**TASK PROMPT**. Among the lines below, list those containing the string "this".

**RECORDS**.
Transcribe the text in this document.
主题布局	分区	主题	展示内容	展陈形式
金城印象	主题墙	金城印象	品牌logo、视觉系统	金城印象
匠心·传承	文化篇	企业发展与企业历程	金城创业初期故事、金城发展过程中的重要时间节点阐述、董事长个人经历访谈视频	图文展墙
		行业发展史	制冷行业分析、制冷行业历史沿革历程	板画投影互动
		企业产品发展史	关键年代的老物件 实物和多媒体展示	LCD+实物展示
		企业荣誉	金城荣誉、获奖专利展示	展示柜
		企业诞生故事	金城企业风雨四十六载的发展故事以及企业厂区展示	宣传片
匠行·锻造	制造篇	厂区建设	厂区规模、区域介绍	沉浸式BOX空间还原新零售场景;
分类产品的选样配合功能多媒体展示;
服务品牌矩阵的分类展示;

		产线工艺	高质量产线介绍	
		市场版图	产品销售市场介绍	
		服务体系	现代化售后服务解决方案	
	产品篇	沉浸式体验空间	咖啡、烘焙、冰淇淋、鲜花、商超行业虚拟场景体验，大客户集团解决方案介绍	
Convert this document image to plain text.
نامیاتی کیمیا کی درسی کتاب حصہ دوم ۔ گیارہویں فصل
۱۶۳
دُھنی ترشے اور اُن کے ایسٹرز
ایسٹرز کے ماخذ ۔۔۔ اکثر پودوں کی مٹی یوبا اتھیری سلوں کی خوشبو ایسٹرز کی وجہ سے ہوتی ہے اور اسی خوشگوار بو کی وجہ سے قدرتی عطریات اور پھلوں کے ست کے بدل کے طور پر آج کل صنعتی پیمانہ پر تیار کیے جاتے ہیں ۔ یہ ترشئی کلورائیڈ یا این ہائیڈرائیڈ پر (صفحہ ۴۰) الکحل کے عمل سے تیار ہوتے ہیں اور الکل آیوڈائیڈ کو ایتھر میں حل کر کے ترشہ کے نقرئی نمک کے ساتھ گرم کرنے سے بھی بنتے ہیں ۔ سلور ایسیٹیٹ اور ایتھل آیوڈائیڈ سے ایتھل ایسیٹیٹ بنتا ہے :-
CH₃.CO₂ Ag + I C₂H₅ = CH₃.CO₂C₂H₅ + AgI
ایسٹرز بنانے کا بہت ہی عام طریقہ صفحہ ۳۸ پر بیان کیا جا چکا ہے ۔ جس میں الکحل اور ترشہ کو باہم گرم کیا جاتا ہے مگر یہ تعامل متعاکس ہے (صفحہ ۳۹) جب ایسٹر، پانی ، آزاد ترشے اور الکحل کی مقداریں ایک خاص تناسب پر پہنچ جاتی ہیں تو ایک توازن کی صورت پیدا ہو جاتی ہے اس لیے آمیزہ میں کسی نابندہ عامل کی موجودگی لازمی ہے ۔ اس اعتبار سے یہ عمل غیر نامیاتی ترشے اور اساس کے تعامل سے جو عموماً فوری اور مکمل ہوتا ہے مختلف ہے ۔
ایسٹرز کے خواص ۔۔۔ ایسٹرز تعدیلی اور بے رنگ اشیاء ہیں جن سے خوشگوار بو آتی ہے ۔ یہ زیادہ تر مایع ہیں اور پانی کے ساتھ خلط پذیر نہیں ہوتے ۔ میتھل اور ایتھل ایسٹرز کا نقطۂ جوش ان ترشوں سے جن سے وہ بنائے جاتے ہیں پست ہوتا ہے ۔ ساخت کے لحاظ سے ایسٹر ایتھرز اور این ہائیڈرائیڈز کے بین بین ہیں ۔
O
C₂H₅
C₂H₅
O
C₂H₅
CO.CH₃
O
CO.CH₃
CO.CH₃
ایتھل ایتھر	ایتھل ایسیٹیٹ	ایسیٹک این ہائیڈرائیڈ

**WRITTEN REPLY**.
Transcribe the text in this document.
Convert this document image to plain text.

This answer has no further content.